Data to use >>
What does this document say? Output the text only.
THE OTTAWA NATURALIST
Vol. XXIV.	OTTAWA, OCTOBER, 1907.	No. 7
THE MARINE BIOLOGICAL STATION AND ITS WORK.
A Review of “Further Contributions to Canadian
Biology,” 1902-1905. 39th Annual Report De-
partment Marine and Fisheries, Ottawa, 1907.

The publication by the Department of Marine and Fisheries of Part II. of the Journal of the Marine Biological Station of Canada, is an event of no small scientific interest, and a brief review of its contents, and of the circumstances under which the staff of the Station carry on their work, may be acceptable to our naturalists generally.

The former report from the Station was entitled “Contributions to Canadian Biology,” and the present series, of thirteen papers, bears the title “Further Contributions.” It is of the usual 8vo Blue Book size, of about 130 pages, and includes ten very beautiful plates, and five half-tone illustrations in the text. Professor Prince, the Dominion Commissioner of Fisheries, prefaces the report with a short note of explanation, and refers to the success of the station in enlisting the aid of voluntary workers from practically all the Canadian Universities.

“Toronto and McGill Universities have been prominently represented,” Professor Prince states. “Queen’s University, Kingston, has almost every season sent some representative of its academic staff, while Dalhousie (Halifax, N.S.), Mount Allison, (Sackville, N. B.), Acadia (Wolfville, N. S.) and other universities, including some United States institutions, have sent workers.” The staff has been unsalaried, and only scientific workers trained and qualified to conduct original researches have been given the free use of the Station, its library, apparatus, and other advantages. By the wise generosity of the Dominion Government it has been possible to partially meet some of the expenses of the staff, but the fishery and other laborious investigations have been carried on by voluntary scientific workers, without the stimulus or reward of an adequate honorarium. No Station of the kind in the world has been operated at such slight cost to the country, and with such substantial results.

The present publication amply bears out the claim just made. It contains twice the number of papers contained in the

Exercise details >> Repeat the data above, word for word.

Output of the task >>
What does this document say? Output the text only.
THE OTTAWA NATURALIST
Vol. XXIV.	OTTAWA, OCTOBER, 1907.	No. 7
THE MARINE BIOLOGICAL STATION AND ITS WORK.
A Review of “Further Contributions to Canadian
Biology,” 1902-1905. 39th Annual Report De-
partment Marine and Fisheries, Ottawa, 1907.

The publication by the Department of Marine and Fisheries of Part II. of the Journal of the Marine Biological Station of Canada, is an event of no small scientific interest, and a brief review of its contents, and of the circumstances under which the staff of the Station carry on their work, may be acceptable to our naturalists generally.

The former report from the Station was entitled “Contributions to Canadian Biology,” and the present series, of thirteen papers, bears the title “Further Contributions.” It is of the usual 8vo Blue Book size, of about 130 pages, and includes ten very beautiful plates, and five half-tone illustrations in the text. Professor Prince, the Dominion Commissioner of Fisheries, prefaces the report with a short note of explanation, and refers to the success of the station in enlisting the aid of voluntary workers from practically all the Canadian Universities.

“Toronto and McGill Universities have been prominently represented,” Professor Prince states. “Queen’s University, Kingston, has almost every season sent some representative of its academic staff, while Dalhousie (Halifax, N.S.), Mount Allison, (Sackville, N. B.), Acadia (Wolfville, N. S.) and other universities, including some United States institutions, have sent workers.” The staff has been unsalaried, and only scientific workers trained and qualified to conduct original researches have been given the free use of the Station, its library, apparatus, and other advantages. By the wise generosity of the Dominion Government it has been possible to partially meet some of the expenses of the staff, but the fishery and other laborious investigations have been carried on by voluntary scientific workers, without the stimulus or reward of an adequate honorarium. No Station of the kind in the world has been operated at such slight cost to the country, and with such substantial results.

The present publication amply bears out the claim just made. It contains twice the number of papers contained in the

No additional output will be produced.